• **TASK TO COMPLETE**
Check every line for the word "label" and give the number of lines where it occurs, nothing else.

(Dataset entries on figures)
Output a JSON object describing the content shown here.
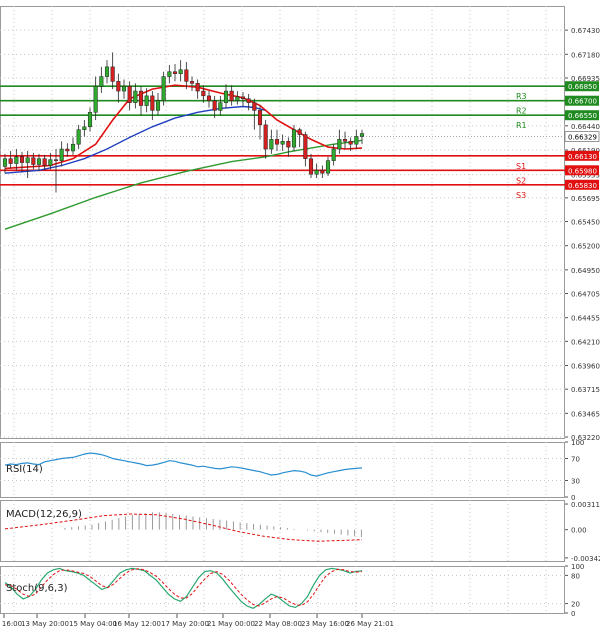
{
  "chart_data": {
    "type": "candlestick",
    "instrument": "",
    "main_panel": {
      "y_ticks": [
        "0.67430",
        "0.67180",
        "0.66935",
        "0.66440",
        "0.66190",
        "0.65935",
        "0.65695",
        "0.65450",
        "0.65200",
        "0.64950",
        "0.64705",
        "0.64455",
        "0.64210",
        "0.63960",
        "0.63715",
        "0.63465",
        "0.63220"
      ],
      "ylim": [
        0.6321,
        0.6768
      ],
      "price_tag": "0.66329",
      "price_value": 0.66329,
      "levels": [
        {
          "label": "R3",
          "value": 0.6685,
          "tag": "0.66850",
          "color": "#1f8a1f"
        },
        {
          "label": "R2",
          "value": 0.667,
          "tag": "0.66700",
          "color": "#1f8a1f"
        },
        {
          "label": "R1",
          "value": 0.6655,
          "tag": "0.66550",
          "color": "#1f8a1f"
        },
        {
          "label": "S1",
          "value": 0.6613,
          "tag": "0.66130",
          "color": "#e01010"
        },
        {
          "label": "S2",
          "value": 0.6598,
          "tag": "0.65980",
          "color": "#e01010"
        },
        {
          "label": "S3",
          "value": 0.6583,
          "tag": "0.65830",
          "color": "#e01010"
        }
      ],
      "candles": [
        [
          0.6602,
          0.661,
          0.6595,
          0.6615
        ],
        [
          0.661,
          0.6605,
          0.66,
          0.6618
        ],
        [
          0.6605,
          0.6612,
          0.6598,
          0.662
        ],
        [
          0.6612,
          0.6606,
          0.6596,
          0.6617
        ],
        [
          0.6606,
          0.6611,
          0.659,
          0.6618
        ],
        [
          0.6611,
          0.6604,
          0.6599,
          0.6616
        ],
        [
          0.6604,
          0.661,
          0.6597,
          0.6615
        ],
        [
          0.661,
          0.6603,
          0.6598,
          0.6614
        ],
        [
          0.6603,
          0.6609,
          0.6599,
          0.6616
        ],
        [
          0.6609,
          0.6608,
          0.6575,
          0.662
        ],
        [
          0.6608,
          0.662,
          0.6602,
          0.6628
        ],
        [
          0.662,
          0.6618,
          0.6612,
          0.6626
        ],
        [
          0.6618,
          0.6625,
          0.6614,
          0.6632
        ],
        [
          0.6625,
          0.664,
          0.662,
          0.6645
        ],
        [
          0.664,
          0.6643,
          0.6633,
          0.665
        ],
        [
          0.6643,
          0.6658,
          0.6638,
          0.6663
        ],
        [
          0.6658,
          0.6685,
          0.665,
          0.6695
        ],
        [
          0.6685,
          0.6695,
          0.6678,
          0.6705
        ],
        [
          0.6695,
          0.6705,
          0.6688,
          0.6712
        ],
        [
          0.6705,
          0.669,
          0.6682,
          0.672
        ],
        [
          0.669,
          0.668,
          0.6668,
          0.6698
        ],
        [
          0.668,
          0.6685,
          0.6672,
          0.6692
        ],
        [
          0.6685,
          0.6668,
          0.666,
          0.669
        ],
        [
          0.6668,
          0.668,
          0.6662,
          0.6688
        ],
        [
          0.668,
          0.6665,
          0.6655,
          0.6685
        ],
        [
          0.6665,
          0.6675,
          0.6658,
          0.6683
        ],
        [
          0.6675,
          0.666,
          0.665,
          0.668
        ],
        [
          0.666,
          0.667,
          0.6655,
          0.6678
        ],
        [
          0.667,
          0.6695,
          0.6665,
          0.67
        ],
        [
          0.6695,
          0.67,
          0.6688,
          0.6707
        ],
        [
          0.67,
          0.6698,
          0.669,
          0.6708
        ],
        [
          0.6698,
          0.6702,
          0.669,
          0.6712
        ],
        [
          0.6702,
          0.669,
          0.6682,
          0.671
        ],
        [
          0.669,
          0.6688,
          0.668,
          0.6695
        ],
        [
          0.6688,
          0.668,
          0.6672,
          0.6692
        ],
        [
          0.668,
          0.6675,
          0.6668,
          0.6686
        ],
        [
          0.6675,
          0.667,
          0.6663,
          0.668
        ],
        [
          0.667,
          0.666,
          0.6652,
          0.6675
        ],
        [
          0.666,
          0.6668,
          0.6655,
          0.6675
        ],
        [
          0.6668,
          0.668,
          0.6662,
          0.6687
        ],
        [
          0.668,
          0.667,
          0.6665,
          0.6686
        ],
        [
          0.667,
          0.6674,
          0.6666,
          0.668
        ],
        [
          0.6674,
          0.6672,
          0.6664,
          0.6679
        ],
        [
          0.6672,
          0.6668,
          0.666,
          0.6677
        ],
        [
          0.6668,
          0.666,
          0.664,
          0.6672
        ],
        [
          0.666,
          0.6645,
          0.663,
          0.6665
        ],
        [
          0.6645,
          0.662,
          0.661,
          0.665
        ],
        [
          0.662,
          0.663,
          0.6615,
          0.664
        ],
        [
          0.663,
          0.6625,
          0.6618,
          0.664
        ],
        [
          0.6625,
          0.6628,
          0.6618,
          0.6635
        ],
        [
          0.6628,
          0.6622,
          0.6612,
          0.6632
        ],
        [
          0.6622,
          0.664,
          0.6618,
          0.6645
        ],
        [
          0.664,
          0.6635,
          0.6622,
          0.6642
        ],
        [
          0.6635,
          0.661,
          0.6602,
          0.6638
        ],
        [
          0.661,
          0.6594,
          0.659,
          0.6615
        ],
        [
          0.6594,
          0.6598,
          0.659,
          0.6605
        ],
        [
          0.6598,
          0.6595,
          0.659,
          0.6603
        ],
        [
          0.6595,
          0.6608,
          0.6592,
          0.6612
        ],
        [
          0.6608,
          0.662,
          0.6603,
          0.6625
        ],
        [
          0.662,
          0.663,
          0.6615,
          0.664
        ],
        [
          0.663,
          0.6628,
          0.662,
          0.6638
        ],
        [
          0.6628,
          0.6625,
          0.6618,
          0.6632
        ],
        [
          0.6625,
          0.6633,
          0.662,
          0.664
        ],
        [
          0.6633,
          0.6636,
          0.6625,
          0.664
        ]
      ],
      "ma_fast_color": "#e01010",
      "ma_fast": [
        [
          0,
          0.66
        ],
        [
          8,
          0.6603
        ],
        [
          12,
          0.661
        ],
        [
          16,
          0.6625
        ],
        [
          19,
          0.665
        ],
        [
          22,
          0.6672
        ],
        [
          26,
          0.6682
        ],
        [
          30,
          0.6686
        ],
        [
          34,
          0.6684
        ],
        [
          38,
          0.6678
        ],
        [
          42,
          0.6673
        ],
        [
          45,
          0.6665
        ],
        [
          48,
          0.665
        ],
        [
          51,
          0.664
        ],
        [
          54,
          0.663
        ],
        [
          57,
          0.6622
        ],
        [
          60,
          0.662
        ],
        [
          63,
          0.6621
        ]
      ],
      "ma_mid_color": "#2040c0",
      "ma_mid": [
        [
          0,
          0.6595
        ],
        [
          6,
          0.6598
        ],
        [
          10,
          0.6603
        ],
        [
          14,
          0.661
        ],
        [
          18,
          0.662
        ],
        [
          22,
          0.6632
        ],
        [
          26,
          0.6643
        ],
        [
          30,
          0.6652
        ],
        [
          34,
          0.6658
        ],
        [
          38,
          0.6662
        ],
        [
          42,
          0.6664
        ],
        [
          44,
          0.6663
        ],
        [
          46,
          0.666
        ]
      ],
      "ma_slow_color": "#2f9a2f",
      "ma_slow": [
        [
          0,
          0.6537
        ],
        [
          8,
          0.6553
        ],
        [
          16,
          0.657
        ],
        [
          24,
          0.6585
        ],
        [
          32,
          0.6597
        ],
        [
          40,
          0.6607
        ],
        [
          46,
          0.6612
        ],
        [
          50,
          0.6617
        ],
        [
          54,
          0.6621
        ],
        [
          58,
          0.6625
        ],
        [
          62,
          0.6628
        ],
        [
          63,
          0.6629
        ]
      ]
    },
    "rsi_panel": {
      "label": "RSI(14)",
      "y_ticks": [
        "100",
        "70",
        "30",
        "0"
      ],
      "ylim": [
        0,
        100
      ],
      "color": "#2a8fd0",
      "values": [
        58,
        60,
        59,
        61,
        62,
        60,
        59,
        64,
        66,
        68,
        70,
        71,
        72,
        75,
        78,
        80,
        79,
        77,
        74,
        70,
        68,
        66,
        64,
        62,
        60,
        57,
        58,
        60,
        63,
        66,
        65,
        62,
        60,
        58,
        55,
        56,
        54,
        52,
        51,
        53,
        55,
        54,
        52,
        50,
        48,
        46,
        43,
        40,
        41,
        44,
        46,
        48,
        47,
        45,
        40,
        38,
        41,
        44,
        46,
        48,
        50,
        51,
        52,
        53
      ]
    },
    "macd_panel": {
      "label": "MACD(12,26,9)",
      "y_ticks": [
        "0.00311",
        "0.00",
        "-0.003426"
      ],
      "ylim": [
        -0.0038,
        0.0036
      ],
      "hist_color": "#8f8f8f",
      "signal_color": "#e01010",
      "histogram": [
        0.0002,
        0.0003,
        0.0004,
        0.0005,
        0.0006,
        0.0008,
        0.001,
        0.0012,
        0.0014,
        0.0016,
        0.0018,
        0.0019,
        0.002,
        0.0021,
        0.0021,
        0.002,
        0.0019,
        0.0018,
        0.0017,
        0.0016,
        0.0015,
        0.0014,
        0.0013,
        0.0012,
        0.0011,
        0.001,
        0.0009,
        0.0008,
        0.0007,
        0.0006,
        0.0005,
        0.0004,
        0.0003,
        0.0002,
        0.0001,
        0.0,
        -0.0001,
        -0.0002,
        -0.0003,
        -0.0004,
        -0.0005,
        -0.0006,
        -0.0007,
        -0.0008,
        -0.0009,
        -0.001,
        -0.0011,
        -0.0012,
        -0.0012,
        -0.0012,
        -0.0011,
        -0.001,
        -0.0009,
        -0.0008
      ],
      "signal": [
        [
          0,
          0.0001
        ],
        [
          8,
          0.0006
        ],
        [
          16,
          0.0012
        ],
        [
          22,
          0.0017
        ],
        [
          28,
          0.0019
        ],
        [
          34,
          0.0018
        ],
        [
          40,
          0.0013
        ],
        [
          46,
          0.0006
        ],
        [
          52,
          -0.0002
        ],
        [
          58,
          -0.0008
        ],
        [
          64,
          -0.0012
        ],
        [
          70,
          -0.0014
        ],
        [
          76,
          -0.0013
        ],
        [
          80,
          -0.0012
        ]
      ]
    },
    "stoch_panel": {
      "label": "Stoch(9,6,3)",
      "y_ticks": [
        "100",
        "80",
        "20",
        "0"
      ],
      "ylim": [
        0,
        100
      ],
      "k_color": "#2aa870",
      "d_color": "#e01010",
      "k": [
        65,
        55,
        40,
        30,
        35,
        50,
        70,
        85,
        92,
        95,
        90,
        88,
        85,
        80,
        70,
        60,
        50,
        55,
        70,
        85,
        92,
        95,
        93,
        90,
        80,
        70,
        55,
        40,
        30,
        25,
        35,
        55,
        75,
        88,
        90,
        85,
        72,
        55,
        40,
        25,
        15,
        10,
        18,
        30,
        40,
        35,
        25,
        15,
        12,
        20,
        35,
        60,
        80,
        92,
        95,
        93,
        90,
        85,
        88,
        90
      ],
      "d": [
        60,
        58,
        50,
        40,
        35,
        40,
        55,
        70,
        82,
        90,
        92,
        90,
        87,
        84,
        78,
        68,
        58,
        54,
        62,
        74,
        85,
        92,
        94,
        92,
        86,
        78,
        66,
        52,
        40,
        32,
        32,
        42,
        58,
        72,
        84,
        88,
        82,
        70,
        55,
        40,
        28,
        18,
        15,
        22,
        30,
        35,
        32,
        24,
        18,
        16,
        24,
        40,
        60,
        78,
        88,
        93,
        92,
        88,
        87,
        88
      ]
    },
    "x_ticks": [
      "16:00",
      "13 May 20:00",
      "15 May 04:00",
      "16 May 12:00",
      "17 May 20:00",
      "21 May 00:00",
      "22 May 08:00",
      "23 May 16:00",
      "26 May 21:01"
    ]
  }
}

• **OUTPUT FOR THIS EXERCISE**
9